Task brief:
Write out the listing exactly as it is given.

*** Available data

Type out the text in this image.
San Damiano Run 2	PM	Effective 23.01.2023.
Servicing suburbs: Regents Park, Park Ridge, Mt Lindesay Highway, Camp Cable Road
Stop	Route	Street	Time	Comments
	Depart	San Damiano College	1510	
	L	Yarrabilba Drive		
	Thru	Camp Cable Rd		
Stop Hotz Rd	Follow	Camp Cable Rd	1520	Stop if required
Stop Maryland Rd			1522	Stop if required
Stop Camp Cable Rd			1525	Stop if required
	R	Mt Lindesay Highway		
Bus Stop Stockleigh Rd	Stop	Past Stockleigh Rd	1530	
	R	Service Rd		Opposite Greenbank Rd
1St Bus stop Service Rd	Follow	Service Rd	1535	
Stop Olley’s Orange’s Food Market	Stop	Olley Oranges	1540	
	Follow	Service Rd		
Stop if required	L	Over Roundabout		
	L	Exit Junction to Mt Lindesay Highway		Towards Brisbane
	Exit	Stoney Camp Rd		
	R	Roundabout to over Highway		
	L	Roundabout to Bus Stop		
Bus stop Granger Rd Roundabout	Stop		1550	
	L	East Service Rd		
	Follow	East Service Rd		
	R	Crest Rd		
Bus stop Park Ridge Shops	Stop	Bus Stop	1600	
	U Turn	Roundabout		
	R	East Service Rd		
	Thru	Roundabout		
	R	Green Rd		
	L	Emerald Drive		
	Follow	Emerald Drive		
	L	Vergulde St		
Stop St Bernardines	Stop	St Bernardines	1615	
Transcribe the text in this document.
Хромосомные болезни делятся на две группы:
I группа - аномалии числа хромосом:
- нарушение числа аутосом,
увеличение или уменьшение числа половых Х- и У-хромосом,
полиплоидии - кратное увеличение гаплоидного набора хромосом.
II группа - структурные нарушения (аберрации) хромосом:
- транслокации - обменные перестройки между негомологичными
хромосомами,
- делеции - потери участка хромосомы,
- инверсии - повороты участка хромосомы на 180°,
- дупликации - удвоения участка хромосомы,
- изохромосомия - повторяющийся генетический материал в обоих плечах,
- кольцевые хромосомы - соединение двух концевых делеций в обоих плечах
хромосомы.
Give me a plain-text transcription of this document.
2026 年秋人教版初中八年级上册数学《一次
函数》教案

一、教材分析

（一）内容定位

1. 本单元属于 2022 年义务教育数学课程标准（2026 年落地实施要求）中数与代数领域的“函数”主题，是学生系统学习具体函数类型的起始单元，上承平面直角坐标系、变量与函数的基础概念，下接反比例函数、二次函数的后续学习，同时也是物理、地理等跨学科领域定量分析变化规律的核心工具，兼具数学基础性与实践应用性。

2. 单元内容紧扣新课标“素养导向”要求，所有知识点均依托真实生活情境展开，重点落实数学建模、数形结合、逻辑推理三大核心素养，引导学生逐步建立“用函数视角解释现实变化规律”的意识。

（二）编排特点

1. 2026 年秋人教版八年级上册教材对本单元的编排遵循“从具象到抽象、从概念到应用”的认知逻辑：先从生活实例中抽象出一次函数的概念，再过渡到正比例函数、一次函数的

******

Worked answer:
Type out the text in this image.
San Damiano Run 2	PM	Effective 23.01.2023.
Servicing suburbs: Regents Park, Park Ridge, Mt Lindesay Highway, Camp Cable Road
Stop	Route	Street	Time	Comments
	Depart	San Damiano College	1510	
	L	Yarrabilba Drive		
	Thru	Camp Cable Rd		
Stop Hotz Rd	Follow	Camp Cable Rd	1520	Stop if required
Stop Maryland Rd			1522	Stop if required
Stop Camp Cable Rd			1525	Stop if required
	R	Mt Lindesay Highway		
Bus Stop Stockleigh Rd	Stop	Past Stockleigh Rd	1530	
	R	Service Rd		Opposite Greenbank Rd
1St Bus stop Service Rd	Follow	Service Rd	1535	
Stop Olley’s Orange’s Food Market	Stop	Olley Oranges	1540	
	Follow	Service Rd		
Stop if required	L	Over Roundabout		
	L	Exit Junction to Mt Lindesay Highway		Towards Brisbane
	Exit	Stoney Camp Rd		
	R	Roundabout to over Highway		
	L	Roundabout to Bus Stop		
Bus stop Granger Rd Roundabout	Stop		1550	
	L	East Service Rd		
	Follow	East Service Rd		
	R	Crest Rd		
Bus stop Park Ridge Shops	Stop	Bus Stop	1600	
	U Turn	Roundabout		
	R	East Service Rd		
	Thru	Roundabout		
	R	Green Rd		
	L	Emerald Drive		
	Follow	Emerald Drive		
	L	Vergulde St		
Stop St Bernardines	Stop	St Bernardines	1615	
Transcribe the text in this document.
Хромосомные болезни делятся на две группы:
I группа - аномалии числа хромосом:
- нарушение числа аутосом,
увеличение или уменьшение числа половых Х- и У-хромосом,
полиплоидии - кратное увеличение гаплоидного набора хромосом.
II группа - структурные нарушения (аберрации) хромосом:
- транслокации - обменные перестройки между негомологичными
хромосомами,
- делеции - потери участка хромосомы,
- инверсии - повороты участка хромосомы на 180°,
- дупликации - удвоения участка хромосомы,
- изохромосомия - повторяющийся генетический материал в обоих плечах,
- кольцевые хромосомы - соединение двух концевых делеций в обоих плечах
хромосомы.
Give me a plain-text transcription of this document.
2026 年秋人教版初中八年级上册数学《一次
函数》教案

一、教材分析

（一）内容定位

1. 本单元属于 2022 年义务教育数学课程标准（2026 年落地实施要求）中数与代数领域的“函数”主题，是学生系统学习具体函数类型的起始单元，上承平面直角坐标系、变量与函数的基础概念，下接反比例函数、二次函数的后续学习，同时也是物理、地理等跨学科领域定量分析变化规律的核心工具，兼具数学基础性与实践应用性。

2. 单元内容紧扣新课标“素养导向”要求，所有知识点均依托真实生活情境展开，重点落实数学建模、数形结合、逻辑推理三大核心素养，引导学生逐步建立“用函数视角解释现实变化规律”的意识。

（二）编排特点

1. 2026 年秋人教版八年级上册教材对本单元的编排遵循“从具象到抽象、从概念到应用”的认知逻辑：先从生活实例中抽象出一次函数的概念，再过渡到正比例函数、一次函数的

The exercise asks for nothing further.